--- start ---

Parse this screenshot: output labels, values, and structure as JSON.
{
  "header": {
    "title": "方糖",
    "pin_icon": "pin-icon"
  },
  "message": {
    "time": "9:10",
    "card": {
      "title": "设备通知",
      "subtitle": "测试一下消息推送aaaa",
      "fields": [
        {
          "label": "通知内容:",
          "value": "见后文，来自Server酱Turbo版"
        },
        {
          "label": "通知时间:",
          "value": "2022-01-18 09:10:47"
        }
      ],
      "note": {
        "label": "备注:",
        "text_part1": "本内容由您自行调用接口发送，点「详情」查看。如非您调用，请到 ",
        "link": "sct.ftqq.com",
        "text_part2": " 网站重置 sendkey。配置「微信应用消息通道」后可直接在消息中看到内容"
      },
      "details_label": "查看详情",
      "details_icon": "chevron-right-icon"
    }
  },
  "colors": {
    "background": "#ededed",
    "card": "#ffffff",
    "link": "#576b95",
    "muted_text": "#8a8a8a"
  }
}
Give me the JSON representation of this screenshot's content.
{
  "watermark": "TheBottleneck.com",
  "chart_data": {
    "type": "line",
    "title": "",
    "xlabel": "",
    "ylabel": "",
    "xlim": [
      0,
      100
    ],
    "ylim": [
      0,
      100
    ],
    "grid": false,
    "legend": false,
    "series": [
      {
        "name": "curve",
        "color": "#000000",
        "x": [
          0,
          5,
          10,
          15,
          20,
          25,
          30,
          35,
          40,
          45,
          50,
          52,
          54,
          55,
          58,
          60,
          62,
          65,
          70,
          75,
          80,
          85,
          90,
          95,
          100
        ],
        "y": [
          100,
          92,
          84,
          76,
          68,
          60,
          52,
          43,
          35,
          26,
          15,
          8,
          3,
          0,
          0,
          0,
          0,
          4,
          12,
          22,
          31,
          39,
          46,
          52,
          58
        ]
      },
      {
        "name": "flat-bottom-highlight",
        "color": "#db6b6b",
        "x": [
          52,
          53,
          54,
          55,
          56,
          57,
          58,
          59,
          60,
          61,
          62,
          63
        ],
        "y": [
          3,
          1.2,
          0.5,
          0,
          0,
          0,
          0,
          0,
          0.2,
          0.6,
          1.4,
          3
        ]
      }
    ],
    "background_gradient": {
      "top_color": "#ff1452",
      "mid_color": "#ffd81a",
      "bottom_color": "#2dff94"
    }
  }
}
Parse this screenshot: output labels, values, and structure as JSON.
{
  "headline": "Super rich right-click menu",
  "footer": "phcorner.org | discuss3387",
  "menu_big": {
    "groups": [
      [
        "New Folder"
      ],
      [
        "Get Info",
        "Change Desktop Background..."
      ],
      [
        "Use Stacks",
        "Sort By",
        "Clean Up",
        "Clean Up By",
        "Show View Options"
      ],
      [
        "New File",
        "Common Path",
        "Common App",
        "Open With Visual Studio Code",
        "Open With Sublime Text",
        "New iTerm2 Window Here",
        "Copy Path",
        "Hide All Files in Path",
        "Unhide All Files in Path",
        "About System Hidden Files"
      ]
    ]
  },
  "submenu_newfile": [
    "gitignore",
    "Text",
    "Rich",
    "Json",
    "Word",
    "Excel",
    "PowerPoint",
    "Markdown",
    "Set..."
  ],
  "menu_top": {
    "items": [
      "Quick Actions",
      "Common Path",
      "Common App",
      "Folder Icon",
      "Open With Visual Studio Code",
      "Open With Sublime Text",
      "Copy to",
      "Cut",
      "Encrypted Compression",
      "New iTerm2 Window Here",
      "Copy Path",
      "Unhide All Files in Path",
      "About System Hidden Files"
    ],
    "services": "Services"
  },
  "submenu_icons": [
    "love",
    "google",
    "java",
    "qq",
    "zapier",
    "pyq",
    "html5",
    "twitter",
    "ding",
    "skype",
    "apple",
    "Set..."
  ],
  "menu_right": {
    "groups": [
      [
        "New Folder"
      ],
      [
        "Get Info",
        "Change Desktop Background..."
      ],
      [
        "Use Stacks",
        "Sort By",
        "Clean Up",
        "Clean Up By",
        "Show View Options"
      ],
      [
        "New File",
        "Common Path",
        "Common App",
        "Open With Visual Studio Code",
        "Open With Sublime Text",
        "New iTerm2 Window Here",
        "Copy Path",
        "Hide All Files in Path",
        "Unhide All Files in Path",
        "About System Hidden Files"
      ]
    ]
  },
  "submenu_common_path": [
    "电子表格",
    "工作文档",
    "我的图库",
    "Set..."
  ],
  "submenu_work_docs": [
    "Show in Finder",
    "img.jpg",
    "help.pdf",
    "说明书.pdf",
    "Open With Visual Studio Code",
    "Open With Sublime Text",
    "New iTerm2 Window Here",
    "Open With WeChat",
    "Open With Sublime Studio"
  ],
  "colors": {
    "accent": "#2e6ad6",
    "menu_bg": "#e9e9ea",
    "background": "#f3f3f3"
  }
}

--- end ---

What is being asked
Without omitting anything, output the entries exactly.

Expected output
Parse this screenshot: output labels, values, and structure as JSON.
{
  "header": {
    "title": "方糖",
    "pin_icon": "pin-icon"
  },
  "message": {
    "time": "9:10",
    "card": {
      "title": "设备通知",
      "subtitle": "测试一下消息推送aaaa",
      "fields": [
        {
          "label": "通知内容:",
          "value": "见后文，来自Server酱Turbo版"
        },
        {
          "label": "通知时间:",
          "value": "2022-01-18 09:10:47"
        }
      ],
      "note": {
        "label": "备注:",
        "text_part1": "本内容由您自行调用接口发送，点「详情」查看。如非您调用，请到 ",
        "link": "sct.ftqq.com",
        "text_part2": " 网站重置 sendkey。配置「微信应用消息通道」后可直接在消息中看到内容"
      },
      "details_label": "查看详情",
      "details_icon": "chevron-right-icon"
    }
  },
  "colors": {
    "background": "#ededed",
    "card": "#ffffff",
    "link": "#576b95",
    "muted_text": "#8a8a8a"
  }
}
Give me the JSON representation of this screenshot's content.
{
  "watermark": "TheBottleneck.com",
  "chart_data": {
    "type": "line",
    "title": "",
    "xlabel": "",
    "ylabel": "",
    "xlim": [
      0,
      100
    ],
    "ylim": [
      0,
      100
    ],
    "grid": false,
    "legend": false,
    "series": [
      {
        "name": "curve",
        "color": "#000000",
        "x": [
          0,
          5,
          10,
          15,
          20,
          25,
          30,
          35,
          40,
          45,
          50,
          52,
          54,
          55,
          58,
          60,
          62,
          65,
          70,
          75,
          80,
          85,
          90,
          95,
          100
        ],
        "y": [
          100,
          92,
          84,
          76,
          68,
          60,
          52,
          43,
          35,
          26,
          15,
          8,
          3,
          0,
          0,
          0,
          0,
          4,
          12,
          22,
          31,
          39,
          46,
          52,
          58
        ]
      },
      {
        "name": "flat-bottom-highlight",
        "color": "#db6b6b",
        "x": [
          52,
          53,
          54,
          55,
          56,
          57,
          58,
          59,
          60,
          61,
          62,
          63
        ],
        "y": [
          3,
          1.2,
          0.5,
          0,
          0,
          0,
          0,
          0,
          0.2,
          0.6,
          1.4,
          3
        ]
      }
    ],
    "background_gradient": {
      "top_color": "#ff1452",
      "mid_color": "#ffd81a",
      "bottom_color": "#2dff94"
    }
  }
}
Parse this screenshot: output labels, values, and structure as JSON.
{
  "headline": "Super rich right-click menu",
  "footer": "phcorner.org | discuss3387",
  "menu_big": {
    "groups": [
      [
        "New Folder"
      ],
      [
        "Get Info",
        "Change Desktop Background..."
      ],
      [
        "Use Stacks",
        "Sort By",
        "Clean Up",
        "Clean Up By",
        "Show View Options"
      ],
      [
        "New File",
        "Common Path",
        "Common App",
        "Open With Visual Studio Code",
        "Open With Sublime Text",
        "New iTerm2 Window Here",
        "Copy Path",
        "Hide All Files in Path",
        "Unhide All Files in Path",
        "About System Hidden Files"
      ]
    ]
  },
  "submenu_newfile": [
    "gitignore",
    "Text",
    "Rich",
    "Json",
    "Word",
    "Excel",
    "PowerPoint",
    "Markdown",
    "Set..."
  ],
  "menu_top": {
    "items": [
      "Quick Actions",
      "Common Path",
      "Common App",
      "Folder Icon",
      "Open With Visual Studio Code",
      "Open With Sublime Text",
      "Copy to",
      "Cut",
      "Encrypted Compression",
      "New iTerm2 Window Here",
      "Copy Path",
      "Unhide All Files in Path",
      "About System Hidden Files"
    ],
    "services": "Services"
  },
  "submenu_icons": [
    "love",
    "google",
    "java",
    "qq",
    "zapier",
    "pyq",
    "html5",
    "twitter",
    "ding",
    "skype",
    "apple",
    "Set..."
  ],
  "menu_right": {
    "groups": [
      [
        "New Folder"
      ],
      [
        "Get Info",
        "Change Desktop Background..."
      ],
      [
        "Use Stacks",
        "Sort By",
        "Clean Up",
        "Clean Up By",
        "Show View Options"
      ],
      [
        "New File",
        "Common Path",
        "Common App",
        "Open With Visual Studio Code",
        "Open With Sublime Text",
        "New iTerm2 Window Here",
        "Copy Path",
        "Hide All Files in Path",
        "Unhide All Files in Path",
        "About System Hidden Files"
      ]
    ]
  },
  "submenu_common_path": [
    "电子表格",
    "工作文档",
    "我的图库",
    "Set..."
  ],
  "submenu_work_docs": [
    "Show in Finder",
    "img.jpg",
    "help.pdf",
    "说明书.pdf",
    "Open With Visual Studio Code",
    "Open With Sublime Text",
    "New iTerm2 Window Here",
    "Open With WeChat",
    "Open With Sublime Studio"
  ],
  "colors": {
    "accent": "#2e6ad6",
    "menu_bg": "#e9e9ea",
    "background": "#f3f3f3"
  }
}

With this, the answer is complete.